Document extract ->
+===+

On how Isaac Asimov's Foundation novels continue to inspire:
"The protagonists were using mathematics to predict the future of
human society in the galactic empire. That is exactly what I am trying
to do in my real-life work, albeit on a much smaller scale."
KAY-YUT CHEN: HE'S GOT GAME
Outside Kay-Yut Chen's economics laboratory at Hewlett-Packard in Palo Alto, Calif., the November air is unseasonably warm, even for California, and splashes of yellow and green leaves shimmer against the clear blue sky. But inside, in a windowless, fluorescent-lit room, the 12 visitors participating in today's experiment sit patiently at their randomly assigned computers. When I point to the incongruity, Chen doesn't miss a beat: "That shows one thing--the assumption that people like money is correct."
This simple assumption goes to work for Chen whenever the HP principal scientist runs an experiment. The participants--mainly "starving students" from nearby Stanford University--will earn $25 to $75 or more, depending on how well they play today's game. The experiment simulates interactions between sales agents and sales managers. At each period of play, the computer tells sales agents the current market conditions, and based on that information the agents must decide how much effort they will put into making the sale. Although effort incurs costs that take away from the total payout, effort also increases the likelihood of sales success. The agents' total payout is simply the sum of the fixed payment and variable payment for successful sales minus the cost of effort. Managers, in turn, determine the fixed and variable payments they will offer--knowing their own payout will be total sales minus payouts to agents.
Chen explains these rules but says nothing about strategy. He doesn't need to: through a little computer-mediated back-and-forth with their managers, most agents wise up to the fact that this game rewards sales but offers no incentive to tell managers anything. Similar compensation schemes in the real world explain why salespeople tend to sandbag their forecasts, making it hard for their companies to plan ahead.
Chen thinks he has solved the sandbagging problem: have each salesperson choose a personal balance of fixed and variable compensation. For example, the salesperson can choose a high commission percentage with no fixed salary or, at the other extreme, a modest fixed salary and no commission--or some combination in between. Each choice implicitly reveals how much the salesperson plans to sell, much as an insurance subscriber's choice of deductible and premium reveals how sick she is. Based on a truth-telling mechanism from game theory, this design works on paper. But as an experimental economist, Chen will keep testing it empirically, comparing the emerging design with other available models, such as the one he is testing today.

+===+

Write the next part of the profile of Kay-Yut Chen and his economics experiments at Hewlett-Packard, picking up after its last sentence.

+===+

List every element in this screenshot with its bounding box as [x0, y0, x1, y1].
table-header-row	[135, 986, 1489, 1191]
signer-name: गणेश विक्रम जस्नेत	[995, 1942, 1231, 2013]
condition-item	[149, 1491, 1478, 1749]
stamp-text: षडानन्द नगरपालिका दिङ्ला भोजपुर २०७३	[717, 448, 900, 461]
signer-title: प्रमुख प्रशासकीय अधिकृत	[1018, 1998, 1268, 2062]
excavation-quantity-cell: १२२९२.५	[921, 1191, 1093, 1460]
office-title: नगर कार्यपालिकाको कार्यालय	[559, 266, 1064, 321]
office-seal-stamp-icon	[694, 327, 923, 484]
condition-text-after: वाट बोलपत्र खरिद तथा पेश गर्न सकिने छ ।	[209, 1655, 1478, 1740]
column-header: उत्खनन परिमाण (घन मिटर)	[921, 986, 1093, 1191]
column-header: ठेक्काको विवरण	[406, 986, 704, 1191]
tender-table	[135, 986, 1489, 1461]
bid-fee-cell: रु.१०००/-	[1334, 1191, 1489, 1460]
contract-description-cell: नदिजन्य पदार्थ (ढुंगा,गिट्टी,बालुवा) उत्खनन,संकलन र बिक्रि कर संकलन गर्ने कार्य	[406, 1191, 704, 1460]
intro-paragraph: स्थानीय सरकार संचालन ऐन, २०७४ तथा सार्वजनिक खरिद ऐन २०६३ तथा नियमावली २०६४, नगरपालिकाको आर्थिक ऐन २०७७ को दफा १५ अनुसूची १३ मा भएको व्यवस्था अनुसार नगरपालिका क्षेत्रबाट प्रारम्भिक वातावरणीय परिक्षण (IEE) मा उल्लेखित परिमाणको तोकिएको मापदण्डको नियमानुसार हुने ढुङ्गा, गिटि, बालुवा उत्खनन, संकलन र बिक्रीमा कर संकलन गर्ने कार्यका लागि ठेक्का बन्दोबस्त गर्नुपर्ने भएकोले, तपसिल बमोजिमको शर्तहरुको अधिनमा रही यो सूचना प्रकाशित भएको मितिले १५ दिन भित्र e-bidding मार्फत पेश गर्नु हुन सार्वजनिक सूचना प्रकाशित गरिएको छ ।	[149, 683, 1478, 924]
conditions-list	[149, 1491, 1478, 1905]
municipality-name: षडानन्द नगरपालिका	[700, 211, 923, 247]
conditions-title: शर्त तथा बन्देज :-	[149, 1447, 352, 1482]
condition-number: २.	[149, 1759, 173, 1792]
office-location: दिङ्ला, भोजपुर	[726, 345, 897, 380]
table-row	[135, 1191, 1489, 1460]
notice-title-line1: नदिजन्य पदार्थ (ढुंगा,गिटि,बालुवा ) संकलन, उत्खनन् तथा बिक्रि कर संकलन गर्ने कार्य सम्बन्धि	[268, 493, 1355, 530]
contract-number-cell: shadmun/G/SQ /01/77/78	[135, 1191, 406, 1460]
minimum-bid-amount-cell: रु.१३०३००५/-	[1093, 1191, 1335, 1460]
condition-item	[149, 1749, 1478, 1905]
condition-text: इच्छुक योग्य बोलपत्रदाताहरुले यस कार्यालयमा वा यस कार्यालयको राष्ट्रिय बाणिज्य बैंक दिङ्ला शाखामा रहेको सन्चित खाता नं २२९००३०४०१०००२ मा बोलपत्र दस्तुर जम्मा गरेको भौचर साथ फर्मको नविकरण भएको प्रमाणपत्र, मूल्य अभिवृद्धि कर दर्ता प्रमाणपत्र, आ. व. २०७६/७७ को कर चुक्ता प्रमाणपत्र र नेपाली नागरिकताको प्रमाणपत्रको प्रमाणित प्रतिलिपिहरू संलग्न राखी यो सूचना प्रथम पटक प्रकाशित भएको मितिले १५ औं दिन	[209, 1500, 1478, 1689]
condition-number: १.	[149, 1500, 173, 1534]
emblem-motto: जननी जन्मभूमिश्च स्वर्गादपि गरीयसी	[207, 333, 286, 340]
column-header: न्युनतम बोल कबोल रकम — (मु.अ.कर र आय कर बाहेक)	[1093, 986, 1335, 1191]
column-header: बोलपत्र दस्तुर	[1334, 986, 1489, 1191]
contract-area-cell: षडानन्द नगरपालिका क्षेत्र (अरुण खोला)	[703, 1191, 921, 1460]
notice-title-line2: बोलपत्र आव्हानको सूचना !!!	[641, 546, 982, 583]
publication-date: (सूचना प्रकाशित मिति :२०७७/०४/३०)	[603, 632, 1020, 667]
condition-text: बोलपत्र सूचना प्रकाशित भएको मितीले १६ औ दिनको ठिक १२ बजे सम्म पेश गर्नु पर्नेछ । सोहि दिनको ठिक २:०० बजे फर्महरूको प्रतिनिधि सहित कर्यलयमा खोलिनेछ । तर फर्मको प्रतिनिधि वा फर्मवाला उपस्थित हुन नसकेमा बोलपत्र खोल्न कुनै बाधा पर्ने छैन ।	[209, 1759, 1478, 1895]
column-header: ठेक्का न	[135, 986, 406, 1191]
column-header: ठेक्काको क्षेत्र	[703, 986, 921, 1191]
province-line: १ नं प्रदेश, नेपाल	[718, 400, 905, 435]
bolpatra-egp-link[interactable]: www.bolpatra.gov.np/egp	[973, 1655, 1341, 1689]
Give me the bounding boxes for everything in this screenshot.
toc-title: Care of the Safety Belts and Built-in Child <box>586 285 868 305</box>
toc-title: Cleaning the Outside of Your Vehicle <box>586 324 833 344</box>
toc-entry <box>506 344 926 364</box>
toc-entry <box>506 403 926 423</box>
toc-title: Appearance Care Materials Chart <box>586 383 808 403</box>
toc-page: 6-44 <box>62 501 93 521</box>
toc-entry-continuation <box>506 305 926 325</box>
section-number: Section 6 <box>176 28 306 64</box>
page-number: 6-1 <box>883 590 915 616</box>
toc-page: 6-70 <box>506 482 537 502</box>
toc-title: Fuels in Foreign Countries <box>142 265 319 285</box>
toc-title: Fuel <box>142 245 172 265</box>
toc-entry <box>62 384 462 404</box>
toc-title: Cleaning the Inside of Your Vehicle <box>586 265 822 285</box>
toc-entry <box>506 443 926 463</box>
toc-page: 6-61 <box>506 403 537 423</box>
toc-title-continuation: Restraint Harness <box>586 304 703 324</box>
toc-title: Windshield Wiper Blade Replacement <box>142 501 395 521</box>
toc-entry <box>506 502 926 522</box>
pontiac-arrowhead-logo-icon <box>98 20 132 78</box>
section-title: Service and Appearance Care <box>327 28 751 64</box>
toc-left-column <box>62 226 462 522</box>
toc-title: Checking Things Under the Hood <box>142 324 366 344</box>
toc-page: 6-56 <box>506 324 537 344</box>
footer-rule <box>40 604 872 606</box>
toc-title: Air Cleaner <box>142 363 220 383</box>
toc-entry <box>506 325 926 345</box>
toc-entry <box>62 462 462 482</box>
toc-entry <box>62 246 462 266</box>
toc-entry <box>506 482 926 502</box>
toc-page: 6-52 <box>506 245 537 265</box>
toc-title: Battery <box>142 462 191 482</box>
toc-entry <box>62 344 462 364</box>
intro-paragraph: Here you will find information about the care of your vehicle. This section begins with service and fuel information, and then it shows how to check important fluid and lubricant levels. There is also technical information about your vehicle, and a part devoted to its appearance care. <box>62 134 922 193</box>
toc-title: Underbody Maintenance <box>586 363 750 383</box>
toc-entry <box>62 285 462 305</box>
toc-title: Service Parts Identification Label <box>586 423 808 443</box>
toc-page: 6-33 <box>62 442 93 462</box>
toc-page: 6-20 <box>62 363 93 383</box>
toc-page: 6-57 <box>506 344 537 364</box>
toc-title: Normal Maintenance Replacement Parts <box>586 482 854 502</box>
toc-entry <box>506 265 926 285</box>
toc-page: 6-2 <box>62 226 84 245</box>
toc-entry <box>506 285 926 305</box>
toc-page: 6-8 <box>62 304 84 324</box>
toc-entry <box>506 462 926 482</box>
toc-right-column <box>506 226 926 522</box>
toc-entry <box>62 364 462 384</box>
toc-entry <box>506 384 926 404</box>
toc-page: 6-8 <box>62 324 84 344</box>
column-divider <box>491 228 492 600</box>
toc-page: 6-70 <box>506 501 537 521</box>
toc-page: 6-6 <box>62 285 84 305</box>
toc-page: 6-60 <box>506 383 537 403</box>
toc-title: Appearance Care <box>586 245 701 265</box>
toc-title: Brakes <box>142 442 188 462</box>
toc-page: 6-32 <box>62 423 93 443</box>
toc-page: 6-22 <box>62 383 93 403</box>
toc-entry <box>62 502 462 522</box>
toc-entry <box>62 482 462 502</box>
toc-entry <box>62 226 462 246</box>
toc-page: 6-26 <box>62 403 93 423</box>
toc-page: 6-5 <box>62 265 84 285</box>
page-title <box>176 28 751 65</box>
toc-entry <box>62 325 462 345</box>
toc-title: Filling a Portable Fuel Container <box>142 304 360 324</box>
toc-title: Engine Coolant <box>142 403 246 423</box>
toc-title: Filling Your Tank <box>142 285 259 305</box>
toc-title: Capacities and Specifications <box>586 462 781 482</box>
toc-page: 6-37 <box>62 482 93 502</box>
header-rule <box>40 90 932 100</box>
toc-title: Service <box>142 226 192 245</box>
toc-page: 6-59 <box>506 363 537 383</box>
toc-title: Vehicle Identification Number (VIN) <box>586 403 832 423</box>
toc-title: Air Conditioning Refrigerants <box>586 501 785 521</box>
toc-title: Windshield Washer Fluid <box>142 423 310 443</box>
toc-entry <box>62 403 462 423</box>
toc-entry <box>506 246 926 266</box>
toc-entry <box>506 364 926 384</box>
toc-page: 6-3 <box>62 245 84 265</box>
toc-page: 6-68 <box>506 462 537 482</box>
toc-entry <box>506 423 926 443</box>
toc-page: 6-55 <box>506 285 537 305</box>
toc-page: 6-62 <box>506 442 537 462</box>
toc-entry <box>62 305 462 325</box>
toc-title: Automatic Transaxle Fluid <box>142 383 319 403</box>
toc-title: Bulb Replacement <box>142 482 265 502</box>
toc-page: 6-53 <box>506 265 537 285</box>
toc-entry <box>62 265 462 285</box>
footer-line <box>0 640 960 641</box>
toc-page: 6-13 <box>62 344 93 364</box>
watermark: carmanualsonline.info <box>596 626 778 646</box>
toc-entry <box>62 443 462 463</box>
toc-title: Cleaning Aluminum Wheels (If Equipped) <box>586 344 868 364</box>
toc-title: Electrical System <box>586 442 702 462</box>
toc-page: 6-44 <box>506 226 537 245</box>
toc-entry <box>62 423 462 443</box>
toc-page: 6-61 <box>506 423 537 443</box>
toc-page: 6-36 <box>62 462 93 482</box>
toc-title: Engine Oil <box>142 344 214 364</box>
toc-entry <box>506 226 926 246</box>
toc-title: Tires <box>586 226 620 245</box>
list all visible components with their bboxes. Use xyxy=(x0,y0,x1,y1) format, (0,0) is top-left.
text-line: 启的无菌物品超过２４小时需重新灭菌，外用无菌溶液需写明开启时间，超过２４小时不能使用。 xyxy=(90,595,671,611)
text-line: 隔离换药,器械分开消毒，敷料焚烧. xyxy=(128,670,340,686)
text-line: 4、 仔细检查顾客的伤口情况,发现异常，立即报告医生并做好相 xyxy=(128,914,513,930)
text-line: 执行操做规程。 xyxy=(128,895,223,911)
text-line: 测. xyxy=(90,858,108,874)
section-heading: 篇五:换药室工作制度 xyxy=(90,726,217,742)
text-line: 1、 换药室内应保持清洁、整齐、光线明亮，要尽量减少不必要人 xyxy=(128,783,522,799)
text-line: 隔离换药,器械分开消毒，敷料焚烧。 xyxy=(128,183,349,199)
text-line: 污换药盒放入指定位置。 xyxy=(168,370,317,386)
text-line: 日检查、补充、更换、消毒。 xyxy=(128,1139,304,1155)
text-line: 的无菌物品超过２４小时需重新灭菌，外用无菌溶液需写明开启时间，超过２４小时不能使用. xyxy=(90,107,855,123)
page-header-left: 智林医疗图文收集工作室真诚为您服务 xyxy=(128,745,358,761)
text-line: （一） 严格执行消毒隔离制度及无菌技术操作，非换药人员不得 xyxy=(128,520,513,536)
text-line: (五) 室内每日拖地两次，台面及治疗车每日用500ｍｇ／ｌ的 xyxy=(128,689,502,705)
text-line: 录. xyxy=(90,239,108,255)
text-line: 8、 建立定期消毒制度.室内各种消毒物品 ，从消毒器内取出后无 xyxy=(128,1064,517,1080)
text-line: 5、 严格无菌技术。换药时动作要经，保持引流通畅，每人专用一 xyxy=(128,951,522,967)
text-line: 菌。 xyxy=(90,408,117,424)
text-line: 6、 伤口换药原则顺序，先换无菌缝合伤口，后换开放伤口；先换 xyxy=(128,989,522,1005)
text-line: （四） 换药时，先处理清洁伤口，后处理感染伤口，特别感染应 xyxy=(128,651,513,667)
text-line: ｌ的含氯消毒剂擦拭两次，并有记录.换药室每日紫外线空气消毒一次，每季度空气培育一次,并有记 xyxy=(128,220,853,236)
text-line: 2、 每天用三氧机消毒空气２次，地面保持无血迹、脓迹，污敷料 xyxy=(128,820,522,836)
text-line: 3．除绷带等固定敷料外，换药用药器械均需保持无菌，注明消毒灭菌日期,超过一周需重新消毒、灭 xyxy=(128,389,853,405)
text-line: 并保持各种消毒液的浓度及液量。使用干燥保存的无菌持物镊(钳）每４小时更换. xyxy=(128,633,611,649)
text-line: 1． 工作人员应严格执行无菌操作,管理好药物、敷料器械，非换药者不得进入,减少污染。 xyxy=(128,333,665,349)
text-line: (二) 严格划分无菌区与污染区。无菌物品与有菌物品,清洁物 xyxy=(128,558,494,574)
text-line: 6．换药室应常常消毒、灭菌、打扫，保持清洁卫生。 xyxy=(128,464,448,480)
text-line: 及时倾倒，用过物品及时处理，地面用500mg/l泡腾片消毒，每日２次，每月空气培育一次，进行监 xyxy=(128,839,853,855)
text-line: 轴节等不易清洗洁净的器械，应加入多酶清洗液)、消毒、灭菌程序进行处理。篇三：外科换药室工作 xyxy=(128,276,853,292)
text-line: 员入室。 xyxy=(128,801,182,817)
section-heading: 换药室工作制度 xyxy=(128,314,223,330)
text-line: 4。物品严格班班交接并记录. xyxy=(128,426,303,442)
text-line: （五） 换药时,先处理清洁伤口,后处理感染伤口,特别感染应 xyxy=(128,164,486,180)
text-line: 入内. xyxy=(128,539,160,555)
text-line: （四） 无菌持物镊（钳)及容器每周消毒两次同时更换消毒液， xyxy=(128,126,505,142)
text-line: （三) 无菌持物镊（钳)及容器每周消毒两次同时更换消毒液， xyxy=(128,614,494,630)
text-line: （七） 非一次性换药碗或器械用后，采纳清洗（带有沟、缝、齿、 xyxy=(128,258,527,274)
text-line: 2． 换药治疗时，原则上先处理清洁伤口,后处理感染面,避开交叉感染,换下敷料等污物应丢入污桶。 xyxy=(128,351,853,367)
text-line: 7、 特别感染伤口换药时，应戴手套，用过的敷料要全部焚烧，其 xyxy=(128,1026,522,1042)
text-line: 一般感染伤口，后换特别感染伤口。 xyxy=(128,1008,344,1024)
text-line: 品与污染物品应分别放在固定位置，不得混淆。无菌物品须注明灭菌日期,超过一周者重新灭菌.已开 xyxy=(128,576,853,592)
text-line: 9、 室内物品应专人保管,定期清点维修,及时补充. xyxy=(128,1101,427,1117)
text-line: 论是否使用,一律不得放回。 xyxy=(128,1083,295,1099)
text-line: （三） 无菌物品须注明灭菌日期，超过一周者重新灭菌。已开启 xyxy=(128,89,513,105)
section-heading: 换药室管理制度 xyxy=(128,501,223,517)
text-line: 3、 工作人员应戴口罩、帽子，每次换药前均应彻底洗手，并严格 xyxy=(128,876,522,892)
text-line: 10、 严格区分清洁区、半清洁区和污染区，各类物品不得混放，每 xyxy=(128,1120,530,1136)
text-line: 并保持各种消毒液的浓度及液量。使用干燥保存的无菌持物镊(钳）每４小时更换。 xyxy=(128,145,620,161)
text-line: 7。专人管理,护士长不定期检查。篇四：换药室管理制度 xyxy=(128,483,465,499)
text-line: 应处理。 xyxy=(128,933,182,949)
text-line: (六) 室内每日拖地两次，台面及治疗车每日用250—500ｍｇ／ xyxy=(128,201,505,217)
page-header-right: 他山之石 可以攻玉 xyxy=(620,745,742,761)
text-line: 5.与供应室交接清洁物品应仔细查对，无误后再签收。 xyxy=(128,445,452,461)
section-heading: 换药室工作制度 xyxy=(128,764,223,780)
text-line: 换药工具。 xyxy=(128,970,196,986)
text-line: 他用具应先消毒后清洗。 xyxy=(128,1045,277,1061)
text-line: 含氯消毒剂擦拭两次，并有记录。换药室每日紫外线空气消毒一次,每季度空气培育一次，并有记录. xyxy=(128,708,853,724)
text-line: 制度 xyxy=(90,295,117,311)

+===+

Response to the exercise ->
Chen has successfully used that approach to help HP managers design good contracts with retailers and resellers, and he is starting to tackle other thorny problems for his employer: figuring out how to protect HP's bottom line against international currency fluctuations and discovering ways for brick-and-mortar retailers and HP's online store to coexist happily.
Kay-Yut Chen's experiments showed that a proposed incentive program would backfire. So HP, his employer, scrapped the idea.
The science of experimental economics has boomed with the rise of personal computers--especially after one of its founding fathers, Vernon L. Smith of George Mason University, won the Nobel Prize in economics in 2002 (sharing the honor with Princeton University psychologist Daniel Kahneman). But the field has not caught on in what seems its most logical application: making business decisions within a company. When Chen started his lab in 1994, it became the first economics laboratory inside a corporation, and to this day no other firm maintains a lab like his. "He's basically 'Mr. Experimental Economics in Business,'" says Teck H. Ho, chair of the marketing group at the Haas School of Business at the University of California, Berkeley.
Some blame the absence of such labs on the shortsightedness of corporate America. Charles R. Plott, the experimental economist at the California Institute of Technology who pioneered the field, puts it this way: "A lot of us in academia have done business applications, but for someone to take a new science inside a big business that is just rife with competition for funds--and be able to create a science facility that can handle the basic research and the pressures of day to day--that's a monumental task Chen has succeeded in."